Element location listings »

"""

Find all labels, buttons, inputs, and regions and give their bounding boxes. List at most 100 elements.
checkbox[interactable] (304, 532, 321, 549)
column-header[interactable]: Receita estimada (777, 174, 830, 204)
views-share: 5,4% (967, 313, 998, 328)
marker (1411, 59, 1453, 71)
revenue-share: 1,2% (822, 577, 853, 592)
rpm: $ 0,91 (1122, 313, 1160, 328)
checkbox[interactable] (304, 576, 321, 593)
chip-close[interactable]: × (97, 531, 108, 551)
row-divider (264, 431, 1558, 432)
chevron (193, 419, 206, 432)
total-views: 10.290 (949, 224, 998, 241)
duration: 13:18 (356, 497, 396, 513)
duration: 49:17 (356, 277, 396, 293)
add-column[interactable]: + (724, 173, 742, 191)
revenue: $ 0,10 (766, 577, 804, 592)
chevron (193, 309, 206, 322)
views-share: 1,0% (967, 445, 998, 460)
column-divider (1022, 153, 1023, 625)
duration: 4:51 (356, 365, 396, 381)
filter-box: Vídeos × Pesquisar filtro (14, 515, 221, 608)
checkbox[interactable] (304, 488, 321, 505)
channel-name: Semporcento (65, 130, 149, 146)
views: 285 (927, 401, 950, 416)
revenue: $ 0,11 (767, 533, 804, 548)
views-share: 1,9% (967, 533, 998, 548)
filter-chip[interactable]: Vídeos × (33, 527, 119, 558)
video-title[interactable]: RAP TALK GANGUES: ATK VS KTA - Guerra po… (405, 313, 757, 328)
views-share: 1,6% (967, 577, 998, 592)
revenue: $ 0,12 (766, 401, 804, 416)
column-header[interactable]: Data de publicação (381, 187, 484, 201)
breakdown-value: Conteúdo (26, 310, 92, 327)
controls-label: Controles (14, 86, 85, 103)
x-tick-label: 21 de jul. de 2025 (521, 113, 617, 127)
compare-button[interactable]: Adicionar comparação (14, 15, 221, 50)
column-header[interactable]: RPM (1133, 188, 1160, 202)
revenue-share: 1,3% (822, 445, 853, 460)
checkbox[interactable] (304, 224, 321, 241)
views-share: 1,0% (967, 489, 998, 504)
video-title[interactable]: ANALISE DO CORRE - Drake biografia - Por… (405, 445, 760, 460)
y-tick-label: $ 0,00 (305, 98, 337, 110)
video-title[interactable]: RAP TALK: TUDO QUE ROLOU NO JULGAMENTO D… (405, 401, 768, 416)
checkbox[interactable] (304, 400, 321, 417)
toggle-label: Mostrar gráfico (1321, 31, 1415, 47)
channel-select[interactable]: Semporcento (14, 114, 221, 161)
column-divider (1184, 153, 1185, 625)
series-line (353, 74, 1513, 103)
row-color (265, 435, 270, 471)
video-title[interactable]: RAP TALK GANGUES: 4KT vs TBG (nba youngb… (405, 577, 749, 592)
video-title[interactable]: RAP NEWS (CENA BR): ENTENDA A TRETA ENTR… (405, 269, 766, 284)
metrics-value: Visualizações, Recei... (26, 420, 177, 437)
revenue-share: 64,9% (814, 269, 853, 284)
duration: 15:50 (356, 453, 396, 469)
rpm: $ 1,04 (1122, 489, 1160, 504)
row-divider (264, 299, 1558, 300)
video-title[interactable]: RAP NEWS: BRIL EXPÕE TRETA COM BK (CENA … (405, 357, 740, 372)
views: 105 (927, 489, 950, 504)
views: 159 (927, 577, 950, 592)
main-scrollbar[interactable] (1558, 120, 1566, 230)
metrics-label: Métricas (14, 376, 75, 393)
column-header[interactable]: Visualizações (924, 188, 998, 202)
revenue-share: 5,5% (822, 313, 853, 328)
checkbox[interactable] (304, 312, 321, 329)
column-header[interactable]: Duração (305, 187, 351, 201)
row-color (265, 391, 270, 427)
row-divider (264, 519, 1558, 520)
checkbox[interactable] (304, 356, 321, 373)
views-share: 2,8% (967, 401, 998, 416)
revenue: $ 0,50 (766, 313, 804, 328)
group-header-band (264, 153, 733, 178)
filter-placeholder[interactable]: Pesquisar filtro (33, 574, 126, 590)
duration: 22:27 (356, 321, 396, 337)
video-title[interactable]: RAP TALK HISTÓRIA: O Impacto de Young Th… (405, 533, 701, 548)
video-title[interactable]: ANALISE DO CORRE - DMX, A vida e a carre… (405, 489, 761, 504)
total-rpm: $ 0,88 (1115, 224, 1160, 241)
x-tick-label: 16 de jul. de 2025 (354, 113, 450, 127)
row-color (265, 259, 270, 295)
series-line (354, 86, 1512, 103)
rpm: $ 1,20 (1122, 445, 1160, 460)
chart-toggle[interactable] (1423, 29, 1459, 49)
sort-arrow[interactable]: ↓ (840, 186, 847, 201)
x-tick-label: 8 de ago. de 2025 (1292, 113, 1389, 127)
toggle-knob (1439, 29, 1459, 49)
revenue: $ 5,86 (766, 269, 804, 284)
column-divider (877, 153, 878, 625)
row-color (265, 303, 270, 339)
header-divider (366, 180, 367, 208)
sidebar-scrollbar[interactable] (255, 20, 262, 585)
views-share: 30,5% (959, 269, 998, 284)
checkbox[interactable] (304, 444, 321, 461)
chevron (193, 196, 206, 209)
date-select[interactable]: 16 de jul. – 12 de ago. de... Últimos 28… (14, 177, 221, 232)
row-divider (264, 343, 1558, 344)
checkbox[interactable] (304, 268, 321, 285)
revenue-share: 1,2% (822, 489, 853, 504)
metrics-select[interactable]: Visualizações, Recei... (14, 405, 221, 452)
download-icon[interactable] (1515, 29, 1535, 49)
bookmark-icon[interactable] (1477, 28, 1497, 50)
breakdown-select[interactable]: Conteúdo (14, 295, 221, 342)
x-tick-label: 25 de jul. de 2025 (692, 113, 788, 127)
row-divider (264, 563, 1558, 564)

"""

Task brief »
Update the rows above by replacing every occurrence of "row-divider" with "row-separator". Leave everything else unchanged.

Right answer »
Find all labels, buttons, inputs, and regions and give their bounding boxes. List at most 100 elements.
checkbox[interactable] (304, 532, 321, 549)
column-header[interactable]: Receita estimada (777, 174, 830, 204)
views-share: 5,4% (967, 313, 998, 328)
marker (1411, 59, 1453, 71)
revenue-share: 1,2% (822, 577, 853, 592)
rpm: $ 0,91 (1122, 313, 1160, 328)
checkbox[interactable] (304, 576, 321, 593)
chip-close[interactable]: × (97, 531, 108, 551)
row-separator (264, 431, 1558, 432)
chevron (193, 419, 206, 432)
total-views: 10.290 (949, 224, 998, 241)
duration: 13:18 (356, 497, 396, 513)
duration: 49:17 (356, 277, 396, 293)
add-column[interactable]: + (724, 173, 742, 191)
revenue: $ 0,10 (766, 577, 804, 592)
chevron (193, 309, 206, 322)
views-share: 1,0% (967, 445, 998, 460)
column-divider (1022, 153, 1023, 625)
duration: 4:51 (356, 365, 396, 381)
filter-box: Vídeos × Pesquisar filtro (14, 515, 221, 608)
checkbox[interactable] (304, 488, 321, 505)
channel-name: Semporcento (65, 130, 149, 146)
views: 285 (927, 401, 950, 416)
revenue: $ 0,11 (767, 533, 804, 548)
views-share: 1,9% (967, 533, 998, 548)
filter-chip[interactable]: Vídeos × (33, 527, 119, 558)
video-title[interactable]: RAP TALK GANGUES: ATK VS KTA - Guerra po… (405, 313, 757, 328)
views-share: 1,6% (967, 577, 998, 592)
revenue: $ 0,12 (766, 401, 804, 416)
column-header[interactable]: Data de publicação (381, 187, 484, 201)
breakdown-value: Conteúdo (26, 310, 92, 327)
controls-label: Controles (14, 86, 85, 103)
x-tick-label: 21 de jul. de 2025 (521, 113, 617, 127)
compare-button[interactable]: Adicionar comparação (14, 15, 221, 50)
column-header[interactable]: RPM (1133, 188, 1160, 202)
revenue-share: 1,3% (822, 445, 853, 460)
checkbox[interactable] (304, 224, 321, 241)
views-share: 1,0% (967, 489, 998, 504)
video-title[interactable]: ANALISE DO CORRE - Drake biografia - Por… (405, 445, 760, 460)
y-tick-label: $ 0,00 (305, 98, 337, 110)
video-title[interactable]: RAP TALK: TUDO QUE ROLOU NO JULGAMENTO D… (405, 401, 768, 416)
checkbox[interactable] (304, 400, 321, 417)
toggle-label: Mostrar gráfico (1321, 31, 1415, 47)
channel-select[interactable]: Semporcento (14, 114, 221, 161)
column-divider (1184, 153, 1185, 625)
series-line (353, 74, 1513, 103)
row-color (265, 435, 270, 471)
video-title[interactable]: RAP TALK GANGUES: 4KT vs TBG (nba youngb… (405, 577, 749, 592)
video-title[interactable]: RAP NEWS (CENA BR): ENTENDA A TRETA ENTR… (405, 269, 766, 284)
metrics-value: Visualizações, Recei... (26, 420, 177, 437)
revenue-share: 64,9% (814, 269, 853, 284)
duration: 15:50 (356, 453, 396, 469)
rpm: $ 1,04 (1122, 489, 1160, 504)
row-separator (264, 299, 1558, 300)
video-title[interactable]: RAP NEWS: BRIL EXPÕE TRETA COM BK (CENA … (405, 357, 740, 372)
views: 105 (927, 489, 950, 504)
views: 159 (927, 577, 950, 592)
main-scrollbar[interactable] (1558, 120, 1566, 230)
metrics-label: Métricas (14, 376, 75, 393)
column-header[interactable]: Visualizações (924, 188, 998, 202)
revenue-share: 5,5% (822, 313, 853, 328)
checkbox[interactable] (304, 312, 321, 329)
column-header[interactable]: Duração (305, 187, 351, 201)
row-color (265, 391, 270, 427)
row-separator (264, 519, 1558, 520)
checkbox[interactable] (304, 356, 321, 373)
views-share: 2,8% (967, 401, 998, 416)
revenue: $ 0,50 (766, 313, 804, 328)
group-header-band (264, 153, 733, 178)
filter-placeholder[interactable]: Pesquisar filtro (33, 574, 126, 590)
duration: 22:27 (356, 321, 396, 337)
video-title[interactable]: RAP TALK HISTÓRIA: O Impacto de Young Th… (405, 533, 701, 548)
video-title[interactable]: ANALISE DO CORRE - DMX, A vida e a carre… (405, 489, 761, 504)
total-rpm: $ 0,88 (1115, 224, 1160, 241)
x-tick-label: 16 de jul. de 2025 (354, 113, 450, 127)
row-color (265, 259, 270, 295)
series-line (354, 86, 1512, 103)
rpm: $ 1,20 (1122, 445, 1160, 460)
chart-toggle[interactable] (1423, 29, 1459, 49)
sort-arrow[interactable]: ↓ (840, 186, 847, 201)
x-tick-label: 8 de ago. de 2025 (1292, 113, 1389, 127)
toggle-knob (1439, 29, 1459, 49)
revenue: $ 5,86 (766, 269, 804, 284)
column-divider (877, 153, 878, 625)
row-color (265, 303, 270, 339)
header-divider (366, 180, 367, 208)
sidebar-scrollbar[interactable] (255, 20, 262, 585)
views-share: 30,5% (959, 269, 998, 284)
checkbox[interactable] (304, 444, 321, 461)
chevron (193, 196, 206, 209)
date-select[interactable]: 16 de jul. – 12 de ago. de... Últimos 28… (14, 177, 221, 232)
row-separator (264, 343, 1558, 344)
checkbox[interactable] (304, 268, 321, 285)
revenue-share: 1,2% (822, 489, 853, 504)
metrics-select[interactable]: Visualizações, Recei... (14, 405, 221, 452)
download-icon[interactable] (1515, 29, 1535, 49)
bookmark-icon[interactable] (1477, 28, 1497, 50)
breakdown-select[interactable]: Conteúdo (14, 295, 221, 342)
x-tick-label: 25 de jul. de 2025 (692, 113, 788, 127)
row-separator (264, 563, 1558, 564)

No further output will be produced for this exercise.